(Stored items from a collection)

:::

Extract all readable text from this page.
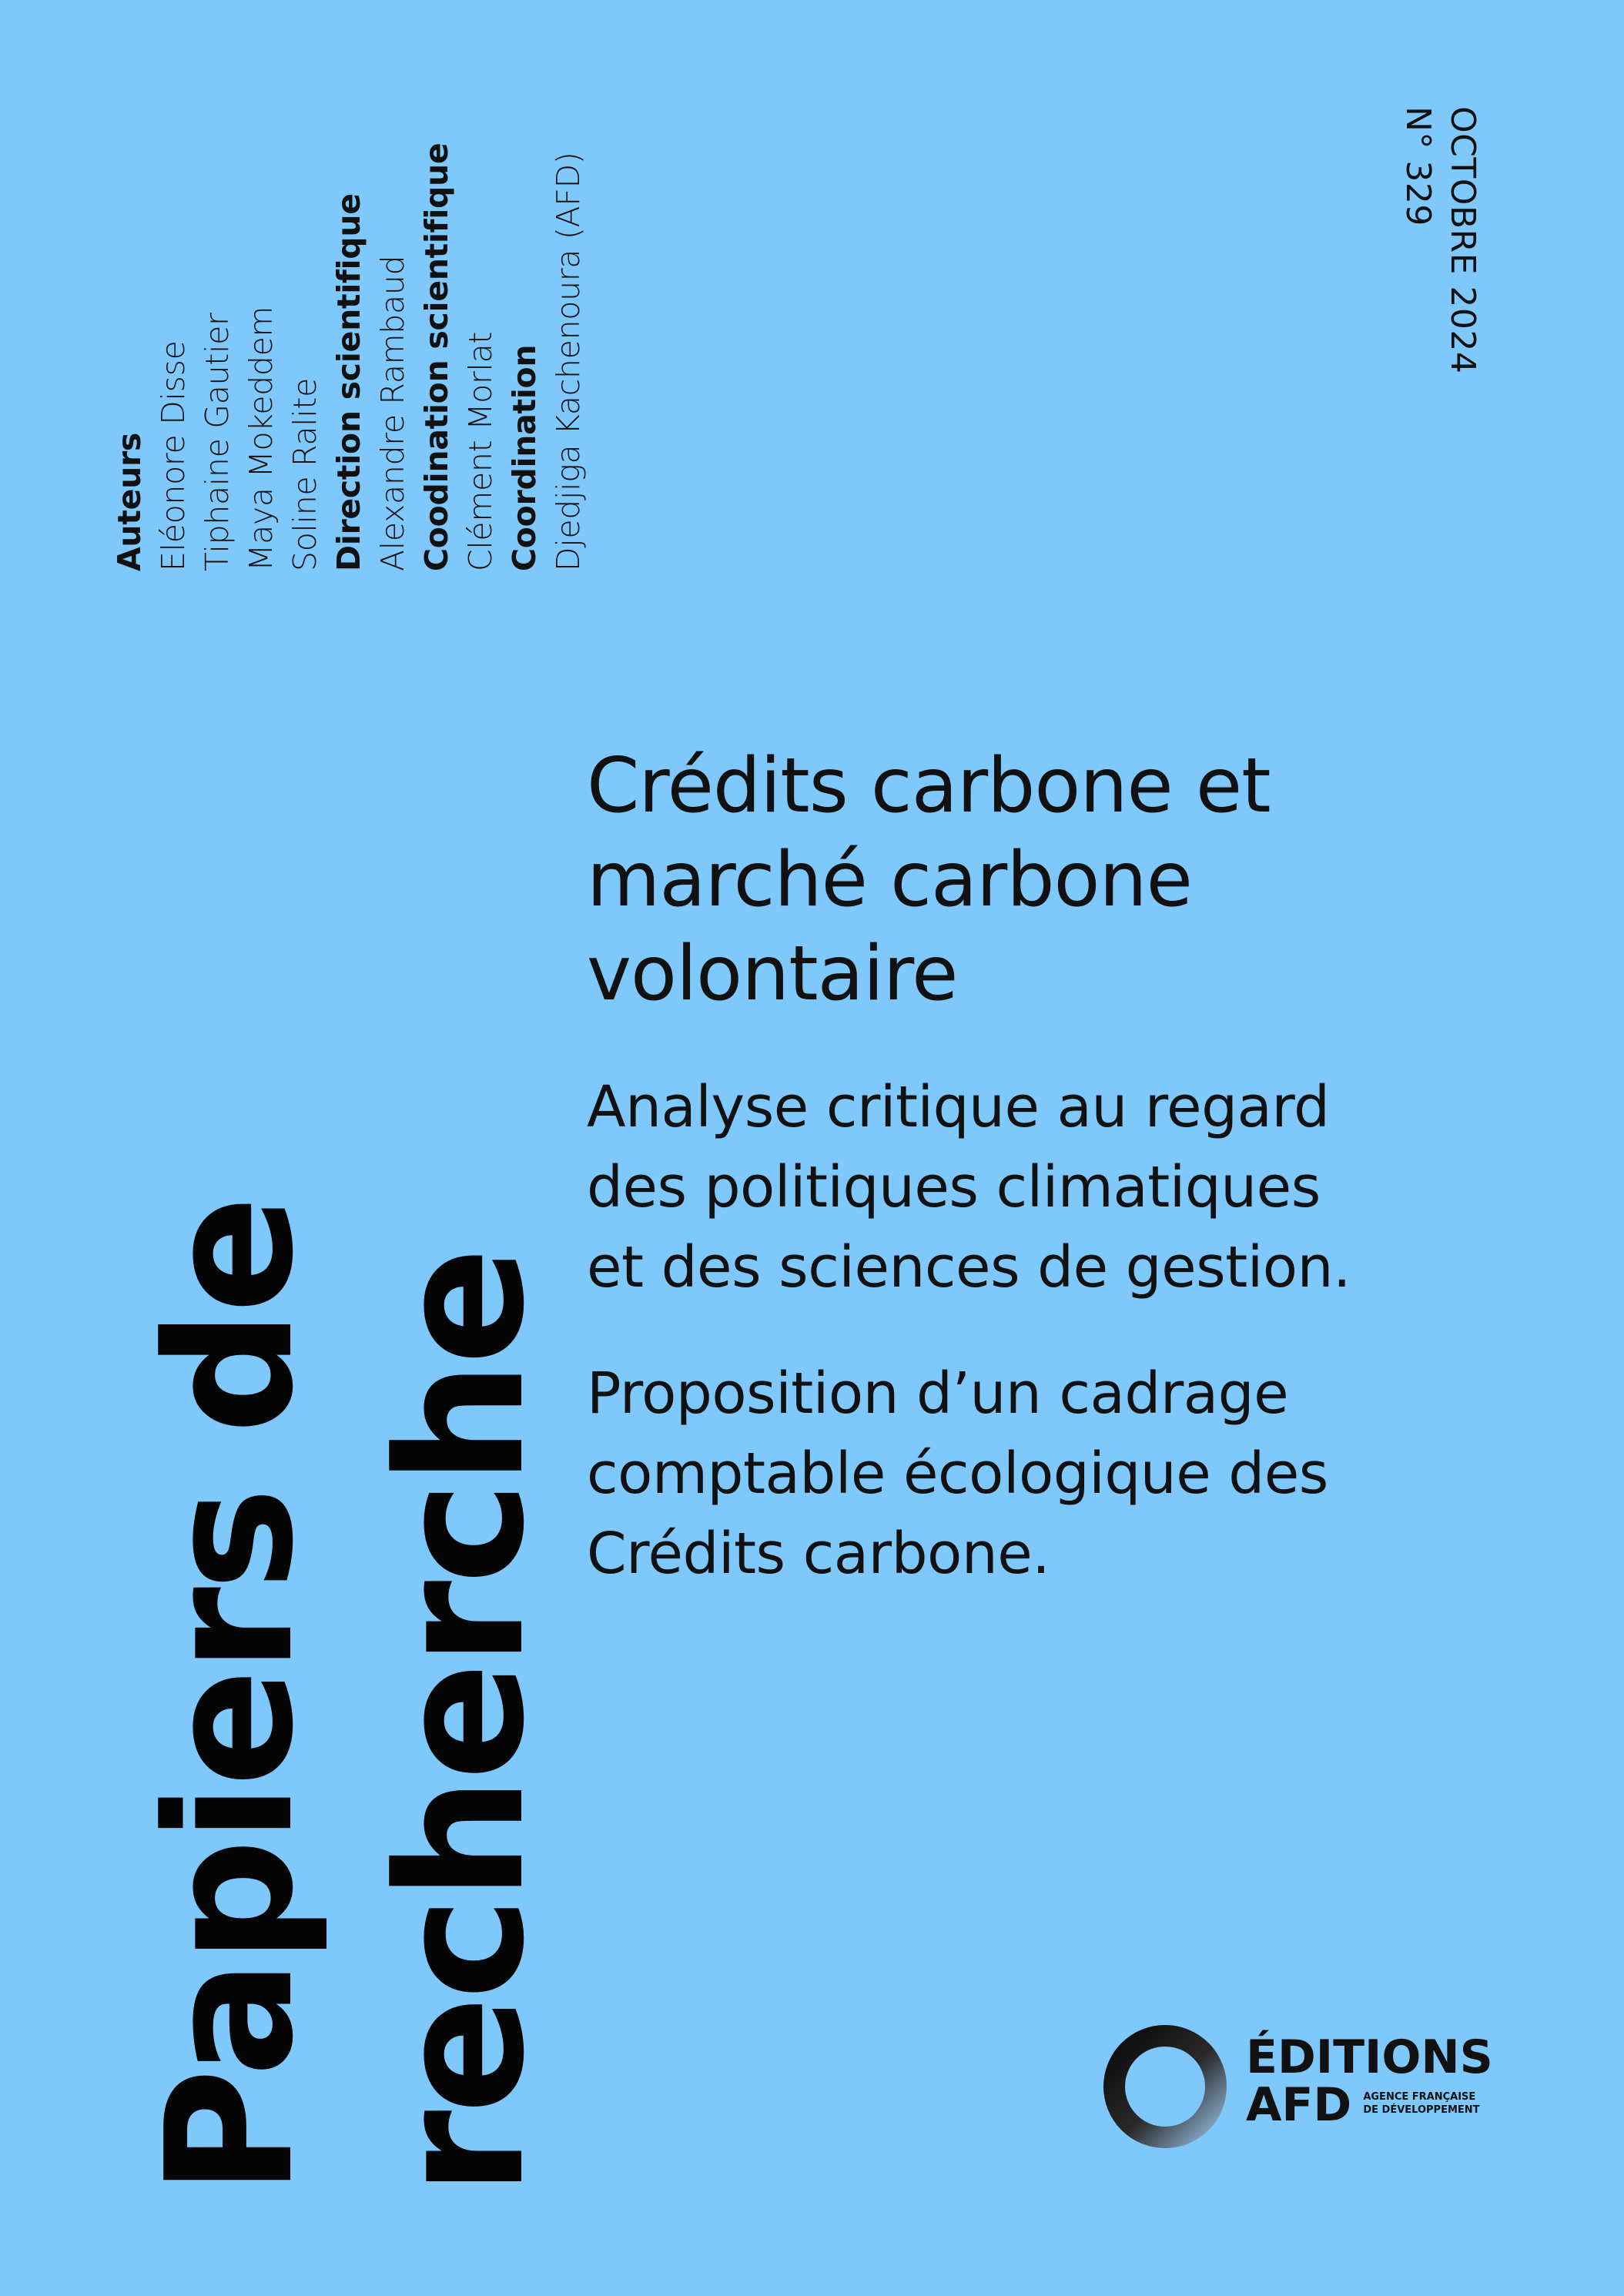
Auteurs Eléonore Disse Tiphaine Gautier Maya Mokeddem Soline Ralite Direction scientifique Alexandre Rambaud Coodination scientifique Clément Morlat Coordination Djedjiga Kachenoura (AFD)	OCTOBRE 2024
N° 329
Papiers de recherche
Crédits carbone et
marché carbone
volontaire

Analyse critique au regard
des politiques climatiques
et des sciences de gestion.

Proposition d’un cadrage
comptable écologique des
Crédits carbone.

ÉDITIONS
AFD AGENCE FRANÇAISE
DE DÉVELOPPEMENT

:::

» What you need to do
Write out the material above once more, exactly as it reads, with no pictures.

» Complete response
Extract all readable text from this page.
Auteurs Eléonore Disse Tiphaine Gautier Maya Mokeddem Soline Ralite Direction scientifique Alexandre Rambaud Coodination scientifique Clément Morlat Coordination Djedjiga Kachenoura (AFD)	OCTOBRE 2024
N° 329
Papiers de recherche
Crédits carbone et
marché carbone
volontaire

Analyse critique au regard
des politiques climatiques
et des sciences de gestion.

Proposition d’un cadrage
comptable écologique des
Crédits carbone.

ÉDITIONS
AFD AGENCE FRANÇAISE
DE DÉVELOPPEMENT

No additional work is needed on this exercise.